### [DESCRIPTION DE LA TÂCHE]
Relevez tous les verbes à l'infinitif présents dans l'extrait ci-dessous sur la régénération de la nature, en ne citant qu'une fois chaque verbe.

### [EXTRAIT DE PAGE]
-------------------------

Premier facteur, il est difficile de convaincre de la nocivité du niveau de nos prélèvements sur la nature, qu’il s’agisse de destruction d’espaces ou d’espèces, dès lors que cette nature a des capacités de régénération.

Parler de la consommation d’une ressource finie, c’est simple et facilement explicable : lorsque la ressource est épuisée, elle est épuisée ! D’une certaine manière, la baisse du stock est perceptible, et on peut en suivre l’évolution sans trop de difficultés. Il est plus difficile de parler d’une ressource qui se régénère d’elle-même : la nature possède des capacités importantes pour se restaurer grâce à sa diversité, à condition, tout de même, qu’on ne l’ait pas trop gravement endommagée.

Or, sur nombre de points, nous avons dépassé un seuil, celui au-delà duquel la régénération n’est pas suffisante pour compenser les destructions que nous causons à la nature. Et cela, c’est difficile à faire admettre.

-------------------------

Enregistrements issus d'une collection:
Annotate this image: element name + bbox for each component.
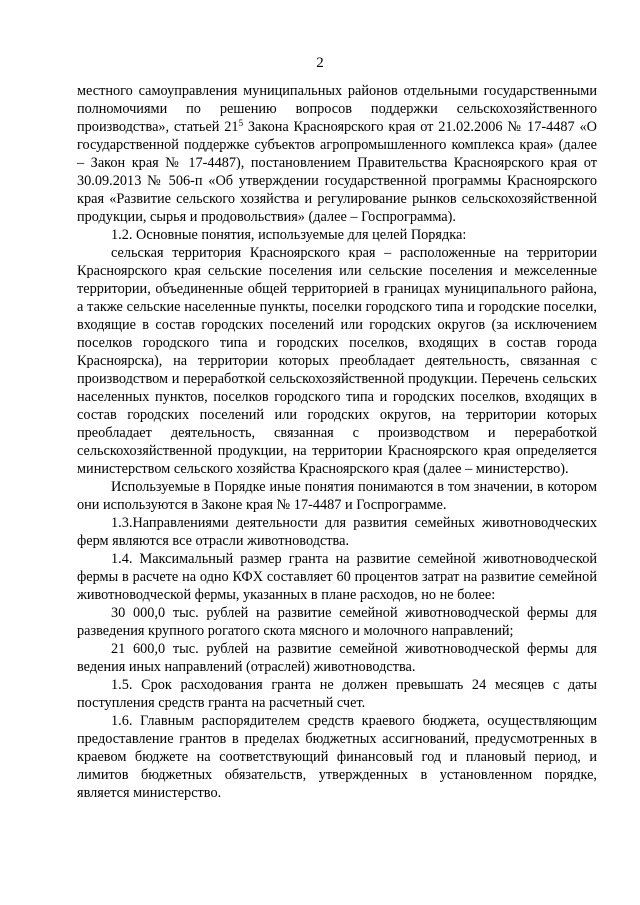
paragraph-1-2-heading: 1.2. Основные понятия, используемые для целей Порядка: <box>111 227 467 243</box>
paragraph-intro-continuation <box>77 82 597 226</box>
paragraph-1-4: 1.4. Максимальный размер гранта на развитие семейной животноводческой фермы в расчете на одно КФХ составляет 60 процентов затрат на развитие семейной животноводческой фермы, указанных в плане расходов, но не более: <box>77 551 597 603</box>
superscript: 5 <box>238 118 244 128</box>
paragraph-other-terms: Используемые в Порядке иные понятия понимаются в том значении, в котором они используются в Законе края № 17-4487 и Госпрограмме. <box>77 479 597 513</box>
paragraph-grant-cattle: 30 000,0 тыс. рублей на развитие семейной животноводческой фермы для разведения крупного рогатого скота мясного и молочного направлений; <box>77 605 597 639</box>
document-body <box>77 82 597 802</box>
text-run: местного самоуправления муниципальных районов отдельными государственными полномочиями по решению вопросов поддержки сельскохозяйственного производства», статьей 21 <box>77 83 597 135</box>
paragraph-grant-other: 21 600,0 тыс. рублей на развитие семейной животноводческой фермы для ведения иных направлений (отраслей) животноводства. <box>77 641 597 675</box>
paragraph-1-6: 1.6. Главным распорядителем средств краевого бюджета, осуществляющим предоставление грантов в пределах бюджетных ассигнований, предусмотренных в краевом бюджете на соответствующий финансовый год и плановый период, и лимитов бюджетных обязательств, утвержденных в установленном порядке, является министерство. <box>77 713 597 801</box>
paragraph-1-3: 1.3.Направлениями деятельности для развития семейных животноводческих ферм являются все отрасли животноводства. <box>77 515 597 549</box>
paragraph-rural-territory-definition: сельская территория Красноярского края – расположенные на территории Красноярского края сельские поселения или сельские поселения и межселенные территории, объединенные общей территорией в границах муниципального района, а также сельские населенные пункты, поселки городского типа и городские поселки, входящие в состав городских поселений или городских округов (за исключением поселков городского типа и городских поселков, входящих в состав города Красноярска), на территории которых преобладает деятельность, связанная с производством и переработкой сельскохозяйственной продукции. Перечень сельских населенных пунктов, поселков городского типа и городских поселков, входящих в состав городских поселений или городских округов, на территории которых преобладает деятельность, связанная с производством и переработкой сельскохозяйственной продукции, на территории Красноярского края определяется министерством сельского хозяйства Красноярского края (далее – министерство). <box>77 245 597 477</box>
page-number: 2 <box>316 55 324 71</box>
text-run: Закона Красноярского края от 21.02.2006 № 17-4487 «О государственной поддержке субъектов агропромышленного комплекса края» (далее – Закон края № 17-4487), постановлением Правительства Красноярского края от 30.09.2013 № 506-п «Об утверждении государственной программы Красноярского края «Развитие сельского хозяйства и регулирование рынков сельскохозяйственной продукции, сырья и продовольствия» (далее – Госпрограмма). <box>77 119 597 225</box>
paragraph-1-5: 1.5. Срок расходования гранта не должен превышать 24 месяцев с даты поступления средств гранта на расчетный счет. <box>77 677 597 711</box>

-------------------------

### [RÉSULTAT CI-DESSOUS]
- convaincre
- parler
- suivre
- se restaurer
- compenser
- faire
- admettre